→ Requirement
Each record below is to be reproduced without any change.

→ Material provided
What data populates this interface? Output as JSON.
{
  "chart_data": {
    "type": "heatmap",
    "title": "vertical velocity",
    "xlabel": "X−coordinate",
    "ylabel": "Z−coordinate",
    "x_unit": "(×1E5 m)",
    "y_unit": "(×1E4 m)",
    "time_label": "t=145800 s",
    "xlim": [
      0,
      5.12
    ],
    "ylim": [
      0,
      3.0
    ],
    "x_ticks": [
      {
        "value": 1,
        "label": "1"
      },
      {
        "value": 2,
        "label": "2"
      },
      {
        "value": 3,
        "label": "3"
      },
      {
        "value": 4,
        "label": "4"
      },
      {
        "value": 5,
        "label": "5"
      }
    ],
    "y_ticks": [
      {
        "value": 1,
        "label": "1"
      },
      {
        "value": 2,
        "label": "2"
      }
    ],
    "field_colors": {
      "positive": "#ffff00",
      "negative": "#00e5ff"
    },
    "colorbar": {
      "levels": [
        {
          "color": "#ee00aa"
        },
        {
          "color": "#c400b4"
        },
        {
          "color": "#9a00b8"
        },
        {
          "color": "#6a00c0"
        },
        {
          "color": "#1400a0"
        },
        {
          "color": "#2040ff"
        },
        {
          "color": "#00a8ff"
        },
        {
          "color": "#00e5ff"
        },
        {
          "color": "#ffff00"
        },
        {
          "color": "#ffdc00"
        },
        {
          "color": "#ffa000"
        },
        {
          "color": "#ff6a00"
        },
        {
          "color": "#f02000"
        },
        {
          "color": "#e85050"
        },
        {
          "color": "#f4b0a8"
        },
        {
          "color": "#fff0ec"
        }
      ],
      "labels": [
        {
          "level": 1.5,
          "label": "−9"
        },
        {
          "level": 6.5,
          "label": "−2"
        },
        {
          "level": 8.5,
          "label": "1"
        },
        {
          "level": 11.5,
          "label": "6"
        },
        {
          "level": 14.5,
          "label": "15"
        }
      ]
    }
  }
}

→ Final result
What data populates this interface? Output as JSON.
{
  "chart_data": {
    "type": "heatmap",
    "title": "vertical velocity",
    "xlabel": "X−coordinate",
    "ylabel": "Z−coordinate",
    "x_unit": "(×1E5 m)",
    "y_unit": "(×1E4 m)",
    "time_label": "t=145800 s",
    "xlim": [
      0,
      5.12
    ],
    "ylim": [
      0,
      3.0
    ],
    "x_ticks": [
      {
        "value": 1,
        "label": "1"
      },
      {
        "value": 2,
        "label": "2"
      },
      {
        "value": 3,
        "label": "3"
      },
      {
        "value": 4,
        "label": "4"
      },
      {
        "value": 5,
        "label": "5"
      }
    ],
    "y_ticks": [
      {
        "value": 1,
        "label": "1"
      },
      {
        "value": 2,
        "label": "2"
      }
    ],
    "field_colors": {
      "positive": "#ffff00",
      "negative": "#00e5ff"
    },
    "colorbar": {
      "levels": [
        {
          "color": "#ee00aa"
        },
        {
          "color": "#c400b4"
        },
        {
          "color": "#9a00b8"
        },
        {
          "color": "#6a00c0"
        },
        {
          "color": "#1400a0"
        },
        {
          "color": "#2040ff"
        },
        {
          "color": "#00a8ff"
        },
        {
          "color": "#00e5ff"
        },
        {
          "color": "#ffff00"
        },
        {
          "color": "#ffdc00"
        },
        {
          "color": "#ffa000"
        },
        {
          "color": "#ff6a00"
        },
        {
          "color": "#f02000"
        },
        {
          "color": "#e85050"
        },
        {
          "color": "#f4b0a8"
        },
        {
          "color": "#fff0ec"
        }
      ],
      "labels": [
        {
          "level": 1.5,
          "label": "−9"
        },
        {
          "level": 6.5,
          "label": "−2"
        },
        {
          "level": 8.5,
          "label": "1"
        },
        {
          "level": 11.5,
          "label": "6"
        },
        {
          "level": 14.5,
          "label": "15"
        }
      ]
    }
  }
}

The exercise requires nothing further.